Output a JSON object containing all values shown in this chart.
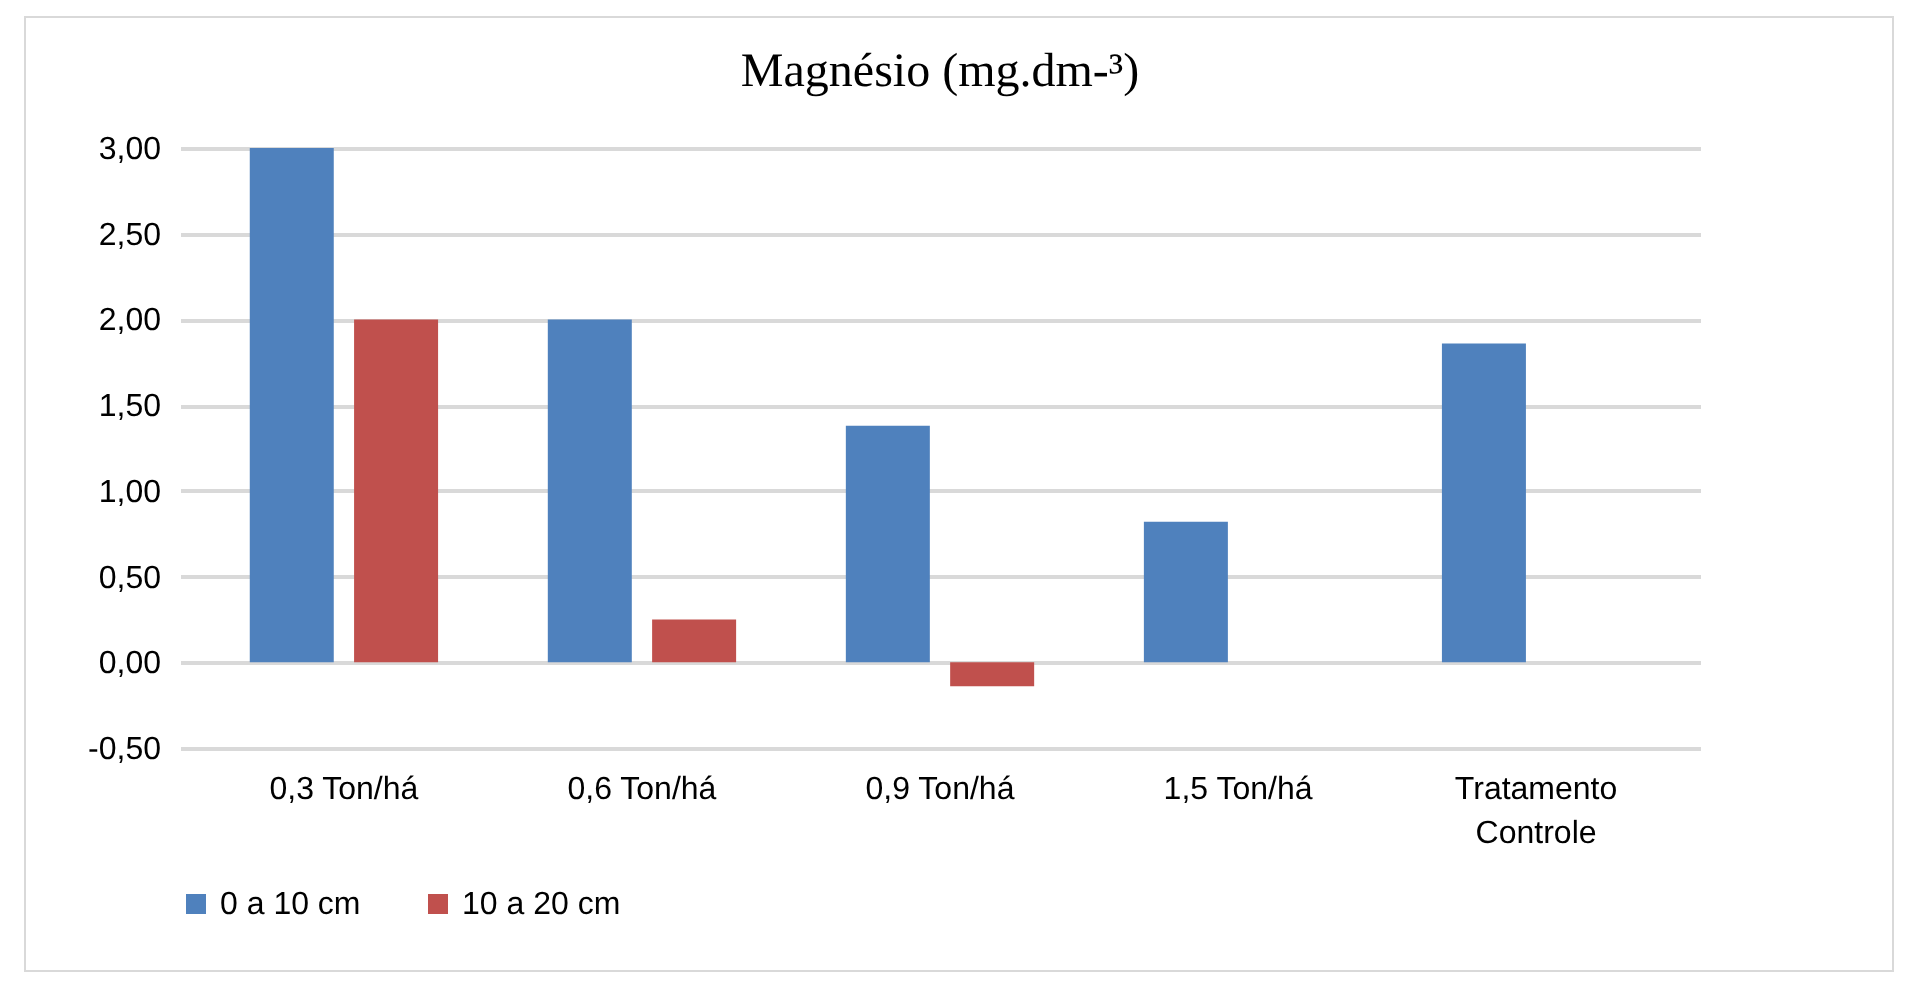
{
  "chart_data": {
    "type": "bar",
    "title": "Magnésio (mg.dm-³)",
    "categories": [
      "0,3 Ton/há",
      "0,6 Ton/há",
      "0,9 Ton/há",
      "1,5 Ton/há",
      "Tratamento Controle"
    ],
    "series": [
      {
        "name": "0 a 10 cm",
        "color": "#4f81bd",
        "values": [
          3.0,
          2.0,
          1.38,
          0.82,
          1.86
        ]
      },
      {
        "name": "10 a 20 cm",
        "color": "#c0504d",
        "values": [
          2.0,
          0.25,
          -0.14,
          0,
          0
        ]
      }
    ],
    "ylim": [
      -0.5,
      3.0
    ],
    "yticks": [
      {
        "value": -0.5,
        "label": "-0,50"
      },
      {
        "value": 0,
        "label": "0,00"
      },
      {
        "value": 0.5,
        "label": "0,50"
      },
      {
        "value": 1,
        "label": "1,00"
      },
      {
        "value": 1.5,
        "label": "1,50"
      },
      {
        "value": 2,
        "label": "2,00"
      },
      {
        "value": 2.5,
        "label": "2,50"
      },
      {
        "value": 3,
        "label": "3,00"
      }
    ],
    "grid": "y",
    "legend": "bottom"
  }
}
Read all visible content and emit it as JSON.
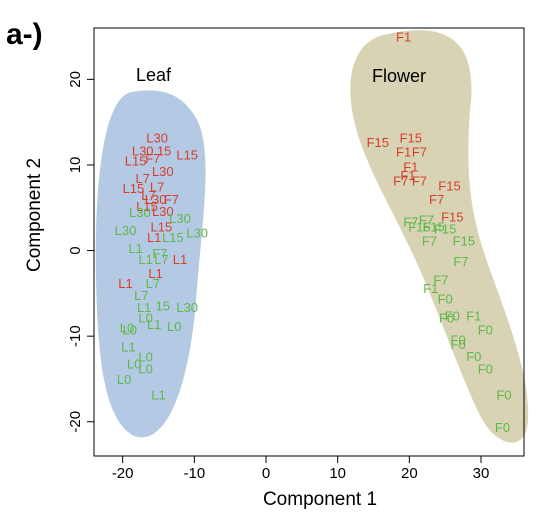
{
  "panel_label": "a-)",
  "chart_data": {
    "type": "scatter",
    "title": "",
    "xlabel": "Component  1",
    "ylabel": "Component 2",
    "xlim": [
      -24,
      36
    ],
    "ylim": [
      -24,
      26
    ],
    "xticks": [
      -20,
      -10,
      0,
      10,
      20,
      30
    ],
    "yticks": [
      -20,
      -10,
      0,
      10,
      20
    ],
    "grid": false,
    "colors": {
      "red": "#d6402a",
      "green": "#5fb84a",
      "leaf_region": "#b3c9e4",
      "flower_region": "#d8d3b4"
    },
    "regions": [
      {
        "name": "Leaf",
        "color": "#b3c9e4"
      },
      {
        "name": "Flower",
        "color": "#d8d3b4"
      }
    ],
    "points": [
      {
        "label": "L30",
        "x": -15.2,
        "y": 13.2,
        "color": "red"
      },
      {
        "label": "L30",
        "x": -17.2,
        "y": 11.7,
        "color": "red"
      },
      {
        "label": "15",
        "x": -14.2,
        "y": 11.7,
        "color": "red"
      },
      {
        "label": "L15",
        "x": -18.2,
        "y": 10.5,
        "color": "red"
      },
      {
        "label": "F7",
        "x": -15.8,
        "y": 10.8,
        "color": "red"
      },
      {
        "label": "L15",
        "x": -11.0,
        "y": 11.2,
        "color": "red"
      },
      {
        "label": "L30",
        "x": -14.4,
        "y": 9.3,
        "color": "red"
      },
      {
        "label": "L7",
        "x": -17.2,
        "y": 8.5,
        "color": "red"
      },
      {
        "label": "L7",
        "x": -15.2,
        "y": 7.5,
        "color": "red"
      },
      {
        "label": "L15",
        "x": -18.5,
        "y": 7.3,
        "color": "red"
      },
      {
        "label": "L7",
        "x": -16.4,
        "y": 6.5,
        "color": "red"
      },
      {
        "label": "L30",
        "x": -15.4,
        "y": 6.0,
        "color": "red"
      },
      {
        "label": "F7",
        "x": -13.2,
        "y": 6.0,
        "color": "red"
      },
      {
        "label": "L15",
        "x": -16.6,
        "y": 5.2,
        "color": "red"
      },
      {
        "label": "L30",
        "x": -14.4,
        "y": 4.6,
        "color": "red"
      },
      {
        "label": "L30",
        "x": -17.6,
        "y": 4.5,
        "color": "green"
      },
      {
        "label": "L30",
        "x": -12.0,
        "y": 3.8,
        "color": "green"
      },
      {
        "label": "L30",
        "x": -19.6,
        "y": 2.4,
        "color": "green"
      },
      {
        "label": "L15",
        "x": -14.6,
        "y": 2.8,
        "color": "red"
      },
      {
        "label": "L30",
        "x": -9.6,
        "y": 2.1,
        "color": "green"
      },
      {
        "label": "L1",
        "x": -15.6,
        "y": 1.6,
        "color": "red"
      },
      {
        "label": "L15",
        "x": -13.0,
        "y": 1.6,
        "color": "green"
      },
      {
        "label": "L1",
        "x": -18.2,
        "y": 0.3,
        "color": "green"
      },
      {
        "label": "F7",
        "x": -14.8,
        "y": -0.3,
        "color": "green"
      },
      {
        "label": "L1",
        "x": -16.8,
        "y": -1.0,
        "color": "green"
      },
      {
        "label": "L7",
        "x": -14.6,
        "y": -1.0,
        "color": "green"
      },
      {
        "label": "L1",
        "x": -12.0,
        "y": -1.0,
        "color": "red"
      },
      {
        "label": "L1",
        "x": -15.4,
        "y": -2.6,
        "color": "red"
      },
      {
        "label": "L1",
        "x": -19.6,
        "y": -3.8,
        "color": "red"
      },
      {
        "label": "L7",
        "x": -15.8,
        "y": -3.8,
        "color": "green"
      },
      {
        "label": "L7",
        "x": -17.4,
        "y": -5.2,
        "color": "green"
      },
      {
        "label": "L1",
        "x": -17.0,
        "y": -6.6,
        "color": "green"
      },
      {
        "label": "15",
        "x": -14.4,
        "y": -6.4,
        "color": "green"
      },
      {
        "label": "L30",
        "x": -11.0,
        "y": -6.6,
        "color": "green"
      },
      {
        "label": "L0",
        "x": -16.8,
        "y": -7.8,
        "color": "green"
      },
      {
        "label": "L1",
        "x": -15.6,
        "y": -8.6,
        "color": "green"
      },
      {
        "label": "L0",
        "x": -12.8,
        "y": -8.8,
        "color": "green"
      },
      {
        "label": "L0",
        "x": -19.4,
        "y": -9.0,
        "color": "green"
      },
      {
        "label": "L0",
        "x": -19.0,
        "y": -9.2,
        "color": "green"
      },
      {
        "label": "L1",
        "x": -19.2,
        "y": -11.2,
        "color": "green"
      },
      {
        "label": "L0",
        "x": -16.8,
        "y": -12.4,
        "color": "green"
      },
      {
        "label": "L0",
        "x": -18.4,
        "y": -13.2,
        "color": "green"
      },
      {
        "label": "L0",
        "x": -16.8,
        "y": -13.8,
        "color": "green"
      },
      {
        "label": "L0",
        "x": -19.8,
        "y": -15.0,
        "color": "green"
      },
      {
        "label": "L1",
        "x": -15.0,
        "y": -16.8,
        "color": "green"
      },
      {
        "label": "F1",
        "x": 19.2,
        "y": 25.0,
        "color": "red"
      },
      {
        "label": "F15",
        "x": 15.6,
        "y": 12.7,
        "color": "red"
      },
      {
        "label": "F15",
        "x": 20.2,
        "y": 13.2,
        "color": "red"
      },
      {
        "label": "F1",
        "x": 19.2,
        "y": 11.6,
        "color": "red"
      },
      {
        "label": "F7",
        "x": 21.4,
        "y": 11.6,
        "color": "red"
      },
      {
        "label": "F1",
        "x": 20.2,
        "y": 9.8,
        "color": "red"
      },
      {
        "label": "F1",
        "x": 19.8,
        "y": 8.8,
        "color": "red"
      },
      {
        "label": "F7",
        "x": 18.8,
        "y": 8.2,
        "color": "red"
      },
      {
        "label": "F7",
        "x": 21.4,
        "y": 8.2,
        "color": "red"
      },
      {
        "label": "F15",
        "x": 25.6,
        "y": 7.6,
        "color": "red"
      },
      {
        "label": "F7",
        "x": 23.8,
        "y": 6.0,
        "color": "red"
      },
      {
        "label": "F15",
        "x": 26.0,
        "y": 4.0,
        "color": "red"
      },
      {
        "label": "F7",
        "x": 20.2,
        "y": 3.4,
        "color": "green"
      },
      {
        "label": "F7",
        "x": 22.4,
        "y": 3.6,
        "color": "green"
      },
      {
        "label": "F15",
        "x": 21.4,
        "y": 2.8,
        "color": "green"
      },
      {
        "label": "F15",
        "x": 23.4,
        "y": 2.8,
        "color": "green"
      },
      {
        "label": "F15",
        "x": 25.0,
        "y": 2.6,
        "color": "green"
      },
      {
        "label": "F7",
        "x": 22.8,
        "y": 1.2,
        "color": "green"
      },
      {
        "label": "F15",
        "x": 27.6,
        "y": 1.2,
        "color": "green"
      },
      {
        "label": "F7",
        "x": 27.2,
        "y": -1.2,
        "color": "green"
      },
      {
        "label": "F7",
        "x": 24.4,
        "y": -3.4,
        "color": "green"
      },
      {
        "label": "F1",
        "x": 23.0,
        "y": -4.4,
        "color": "green"
      },
      {
        "label": "F0",
        "x": 25.0,
        "y": -5.6,
        "color": "green"
      },
      {
        "label": "F0",
        "x": 25.2,
        "y": -7.8,
        "color": "green"
      },
      {
        "label": "F0",
        "x": 26.0,
        "y": -7.6,
        "color": "green"
      },
      {
        "label": "F1",
        "x": 29.0,
        "y": -7.6,
        "color": "green"
      },
      {
        "label": "F0",
        "x": 30.6,
        "y": -9.2,
        "color": "green"
      },
      {
        "label": "F0",
        "x": 26.8,
        "y": -10.4,
        "color": "green"
      },
      {
        "label": "F0",
        "x": 26.8,
        "y": -10.9,
        "color": "green"
      },
      {
        "label": "F0",
        "x": 29.0,
        "y": -12.3,
        "color": "green"
      },
      {
        "label": "F0",
        "x": 30.6,
        "y": -13.8,
        "color": "green"
      },
      {
        "label": "F0",
        "x": 33.2,
        "y": -16.8,
        "color": "green"
      },
      {
        "label": "F0",
        "x": 33.0,
        "y": -20.6,
        "color": "green"
      }
    ]
  }
}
======
Exercise task | Give nothing but the number of lines containing the string "JSON".

Response to this exercise | 2